[GIVEN PROBLEM] All of the data needs to be repeated exactly.

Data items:
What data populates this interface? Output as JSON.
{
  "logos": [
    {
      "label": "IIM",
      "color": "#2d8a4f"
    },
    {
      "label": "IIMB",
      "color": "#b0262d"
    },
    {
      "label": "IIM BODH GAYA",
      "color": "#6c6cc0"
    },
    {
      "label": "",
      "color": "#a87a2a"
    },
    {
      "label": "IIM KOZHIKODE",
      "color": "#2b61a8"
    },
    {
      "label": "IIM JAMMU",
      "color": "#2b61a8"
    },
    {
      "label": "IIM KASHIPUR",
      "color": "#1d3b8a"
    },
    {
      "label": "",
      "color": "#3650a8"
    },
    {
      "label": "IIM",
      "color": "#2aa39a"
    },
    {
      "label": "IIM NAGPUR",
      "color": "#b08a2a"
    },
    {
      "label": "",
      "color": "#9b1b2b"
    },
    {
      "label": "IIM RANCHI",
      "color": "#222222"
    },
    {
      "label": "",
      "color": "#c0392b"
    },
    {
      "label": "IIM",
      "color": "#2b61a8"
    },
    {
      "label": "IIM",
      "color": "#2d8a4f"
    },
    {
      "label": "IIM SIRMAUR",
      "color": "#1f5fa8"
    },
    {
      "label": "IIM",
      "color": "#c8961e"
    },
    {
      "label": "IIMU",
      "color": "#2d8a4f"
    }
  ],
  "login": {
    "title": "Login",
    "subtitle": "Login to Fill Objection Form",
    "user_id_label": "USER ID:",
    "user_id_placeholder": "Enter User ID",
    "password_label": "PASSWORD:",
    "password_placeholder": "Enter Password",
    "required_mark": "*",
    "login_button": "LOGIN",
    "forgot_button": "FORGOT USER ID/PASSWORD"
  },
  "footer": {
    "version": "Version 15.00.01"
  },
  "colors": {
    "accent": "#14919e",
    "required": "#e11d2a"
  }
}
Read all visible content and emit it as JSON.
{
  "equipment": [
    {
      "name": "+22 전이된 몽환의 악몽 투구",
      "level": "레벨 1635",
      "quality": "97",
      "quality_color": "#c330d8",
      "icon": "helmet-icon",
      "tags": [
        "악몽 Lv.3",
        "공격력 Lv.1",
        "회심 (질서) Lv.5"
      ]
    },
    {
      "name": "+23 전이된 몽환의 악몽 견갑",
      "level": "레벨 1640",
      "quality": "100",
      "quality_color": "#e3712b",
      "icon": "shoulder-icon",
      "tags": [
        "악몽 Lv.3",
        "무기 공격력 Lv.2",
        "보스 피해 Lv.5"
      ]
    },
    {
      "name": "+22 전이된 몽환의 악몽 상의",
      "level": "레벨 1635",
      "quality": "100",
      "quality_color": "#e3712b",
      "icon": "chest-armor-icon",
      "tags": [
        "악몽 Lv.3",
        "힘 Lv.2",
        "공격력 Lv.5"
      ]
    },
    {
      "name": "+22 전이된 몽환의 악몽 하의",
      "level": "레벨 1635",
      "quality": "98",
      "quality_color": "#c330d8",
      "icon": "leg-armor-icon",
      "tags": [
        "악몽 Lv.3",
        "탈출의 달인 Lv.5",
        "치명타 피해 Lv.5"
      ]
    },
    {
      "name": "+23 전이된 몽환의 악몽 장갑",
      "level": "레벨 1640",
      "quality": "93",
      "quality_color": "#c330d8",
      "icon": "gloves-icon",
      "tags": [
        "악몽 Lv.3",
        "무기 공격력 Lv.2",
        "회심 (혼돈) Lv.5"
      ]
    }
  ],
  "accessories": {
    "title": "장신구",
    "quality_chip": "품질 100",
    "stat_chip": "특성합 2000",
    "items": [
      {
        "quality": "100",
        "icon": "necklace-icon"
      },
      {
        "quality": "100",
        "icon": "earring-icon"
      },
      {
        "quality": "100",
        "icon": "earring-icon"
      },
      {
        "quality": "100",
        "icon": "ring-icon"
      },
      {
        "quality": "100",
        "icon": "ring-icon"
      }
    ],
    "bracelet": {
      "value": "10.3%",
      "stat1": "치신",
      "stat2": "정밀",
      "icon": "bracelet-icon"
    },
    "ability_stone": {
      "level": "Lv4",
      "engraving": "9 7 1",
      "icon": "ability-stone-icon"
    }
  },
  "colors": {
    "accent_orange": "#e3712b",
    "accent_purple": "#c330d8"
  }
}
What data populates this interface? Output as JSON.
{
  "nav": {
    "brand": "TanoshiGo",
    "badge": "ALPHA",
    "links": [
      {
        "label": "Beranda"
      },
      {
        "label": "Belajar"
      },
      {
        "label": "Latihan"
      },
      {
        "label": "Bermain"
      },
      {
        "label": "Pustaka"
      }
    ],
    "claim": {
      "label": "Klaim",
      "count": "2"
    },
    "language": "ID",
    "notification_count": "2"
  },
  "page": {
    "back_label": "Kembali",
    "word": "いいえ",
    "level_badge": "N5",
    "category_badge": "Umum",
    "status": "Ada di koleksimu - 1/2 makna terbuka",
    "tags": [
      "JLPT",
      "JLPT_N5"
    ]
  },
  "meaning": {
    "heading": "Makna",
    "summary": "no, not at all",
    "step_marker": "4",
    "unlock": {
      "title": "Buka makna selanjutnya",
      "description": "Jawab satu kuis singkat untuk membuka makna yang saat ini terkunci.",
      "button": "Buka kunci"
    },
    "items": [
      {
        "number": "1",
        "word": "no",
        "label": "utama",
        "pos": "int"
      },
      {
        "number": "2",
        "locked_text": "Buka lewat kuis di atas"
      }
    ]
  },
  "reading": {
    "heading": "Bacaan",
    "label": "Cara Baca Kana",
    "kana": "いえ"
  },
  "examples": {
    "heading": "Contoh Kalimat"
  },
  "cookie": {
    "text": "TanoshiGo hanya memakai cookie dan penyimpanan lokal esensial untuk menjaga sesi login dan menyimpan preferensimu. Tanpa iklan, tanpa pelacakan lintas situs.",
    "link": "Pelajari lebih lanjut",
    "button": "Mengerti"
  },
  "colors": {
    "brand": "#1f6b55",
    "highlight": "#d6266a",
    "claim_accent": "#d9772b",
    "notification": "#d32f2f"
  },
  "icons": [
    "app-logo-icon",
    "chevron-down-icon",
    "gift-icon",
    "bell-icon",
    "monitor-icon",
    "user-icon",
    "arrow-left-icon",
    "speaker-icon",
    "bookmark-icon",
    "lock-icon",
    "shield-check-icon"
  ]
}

[RESULT OF THIS EXERCISE]
What data populates this interface? Output as JSON.
{
  "logos": [
    {
      "label": "IIM",
      "color": "#2d8a4f"
    },
    {
      "label": "IIMB",
      "color": "#b0262d"
    },
    {
      "label": "IIM BODH GAYA",
      "color": "#6c6cc0"
    },
    {
      "label": "",
      "color": "#a87a2a"
    },
    {
      "label": "IIM KOZHIKODE",
      "color": "#2b61a8"
    },
    {
      "label": "IIM JAMMU",
      "color": "#2b61a8"
    },
    {
      "label": "IIM KASHIPUR",
      "color": "#1d3b8a"
    },
    {
      "label": "",
      "color": "#3650a8"
    },
    {
      "label": "IIM",
      "color": "#2aa39a"
    },
    {
      "label": "IIM NAGPUR",
      "color": "#b08a2a"
    },
    {
      "label": "",
      "color": "#9b1b2b"
    },
    {
      "label": "IIM RANCHI",
      "color": "#222222"
    },
    {
      "label": "",
      "color": "#c0392b"
    },
    {
      "label": "IIM",
      "color": "#2b61a8"
    },
    {
      "label": "IIM",
      "color": "#2d8a4f"
    },
    {
      "label": "IIM SIRMAUR",
      "color": "#1f5fa8"
    },
    {
      "label": "IIM",
      "color": "#c8961e"
    },
    {
      "label": "IIMU",
      "color": "#2d8a4f"
    }
  ],
  "login": {
    "title": "Login",
    "subtitle": "Login to Fill Objection Form",
    "user_id_label": "USER ID:",
    "user_id_placeholder": "Enter User ID",
    "password_label": "PASSWORD:",
    "password_placeholder": "Enter Password",
    "required_mark": "*",
    "login_button": "LOGIN",
    "forgot_button": "FORGOT USER ID/PASSWORD"
  },
  "footer": {
    "version": "Version 15.00.01"
  },
  "colors": {
    "accent": "#14919e",
    "required": "#e11d2a"
  }
}
Read all visible content and emit it as JSON.
{
  "equipment": [
    {
      "name": "+22 전이된 몽환의 악몽 투구",
      "level": "레벨 1635",
      "quality": "97",
      "quality_color": "#c330d8",
      "icon": "helmet-icon",
      "tags": [
        "악몽 Lv.3",
        "공격력 Lv.1",
        "회심 (질서) Lv.5"
      ]
    },
    {
      "name": "+23 전이된 몽환의 악몽 견갑",
      "level": "레벨 1640",
      "quality": "100",
      "quality_color": "#e3712b",
      "icon": "shoulder-icon",
      "tags": [
        "악몽 Lv.3",
        "무기 공격력 Lv.2",
        "보스 피해 Lv.5"
      ]
    },
    {
      "name": "+22 전이된 몽환의 악몽 상의",
      "level": "레벨 1635",
      "quality": "100",
      "quality_color": "#e3712b",
      "icon": "chest-armor-icon",
      "tags": [
        "악몽 Lv.3",
        "힘 Lv.2",
        "공격력 Lv.5"
      ]
    },
    {
      "name": "+22 전이된 몽환의 악몽 하의",
      "level": "레벨 1635",
      "quality": "98",
      "quality_color": "#c330d8",
      "icon": "leg-armor-icon",
      "tags": [
        "악몽 Lv.3",
        "탈출의 달인 Lv.5",
        "치명타 피해 Lv.5"
      ]
    },
    {
      "name": "+23 전이된 몽환의 악몽 장갑",
      "level": "레벨 1640",
      "quality": "93",
      "quality_color": "#c330d8",
      "icon": "gloves-icon",
      "tags": [
        "악몽 Lv.3",
        "무기 공격력 Lv.2",
        "회심 (혼돈) Lv.5"
      ]
    }
  ],
  "accessories": {
    "title": "장신구",
    "quality_chip": "품질 100",
    "stat_chip": "특성합 2000",
    "items": [
      {
        "quality": "100",
        "icon": "necklace-icon"
      },
      {
        "quality": "100",
        "icon": "earring-icon"
      },
      {
        "quality": "100",
        "icon": "earring-icon"
      },
      {
        "quality": "100",
        "icon": "ring-icon"
      },
      {
        "quality": "100",
        "icon": "ring-icon"
      }
    ],
    "bracelet": {
      "value": "10.3%",
      "stat1": "치신",
      "stat2": "정밀",
      "icon": "bracelet-icon"
    },
    "ability_stone": {
      "level": "Lv4",
      "engraving": "9 7 1",
      "icon": "ability-stone-icon"
    }
  },
  "colors": {
    "accent_orange": "#e3712b",
    "accent_purple": "#c330d8"
  }
}
What data populates this interface? Output as JSON.
{
  "nav": {
    "brand": "TanoshiGo",
    "badge": "ALPHA",
    "links": [
      {
        "label": "Beranda"
      },
      {
        "label": "Belajar"
      },
      {
        "label": "Latihan"
      },
      {
        "label": "Bermain"
      },
      {
        "label": "Pustaka"
      }
    ],
    "claim": {
      "label": "Klaim",
      "count": "2"
    },
    "language": "ID",
    "notification_count": "2"
  },
  "page": {
    "back_label": "Kembali",
    "word": "いいえ",
    "level_badge": "N5",
    "category_badge": "Umum",
    "status": "Ada di koleksimu - 1/2 makna terbuka",
    "tags": [
      "JLPT",
      "JLPT_N5"
    ]
  },
  "meaning": {
    "heading": "Makna",
    "summary": "no, not at all",
    "step_marker": "4",
    "unlock": {
      "title": "Buka makna selanjutnya",
      "description": "Jawab satu kuis singkat untuk membuka makna yang saat ini terkunci.",
      "button": "Buka kunci"
    },
    "items": [
      {
        "number": "1",
        "word": "no",
        "label": "utama",
        "pos": "int"
      },
      {
        "number": "2",
        "locked_text": "Buka lewat kuis di atas"
      }
    ]
  },
  "reading": {
    "heading": "Bacaan",
    "label": "Cara Baca Kana",
    "kana": "いえ"
  },
  "examples": {
    "heading": "Contoh Kalimat"
  },
  "cookie": {
    "text": "TanoshiGo hanya memakai cookie dan penyimpanan lokal esensial untuk menjaga sesi login dan menyimpan preferensimu. Tanpa iklan, tanpa pelacakan lintas situs.",
    "link": "Pelajari lebih lanjut",
    "button": "Mengerti"
  },
  "colors": {
    "brand": "#1f6b55",
    "highlight": "#d6266a",
    "claim_accent": "#d9772b",
    "notification": "#d32f2f"
  },
  "icons": [
    "app-logo-icon",
    "chevron-down-icon",
    "gift-icon",
    "bell-icon",
    "monitor-icon",
    "user-icon",
    "arrow-left-icon",
    "speaker-icon",
    "bookmark-icon",
    "lock-icon",
    "shield-check-icon"
  ]
}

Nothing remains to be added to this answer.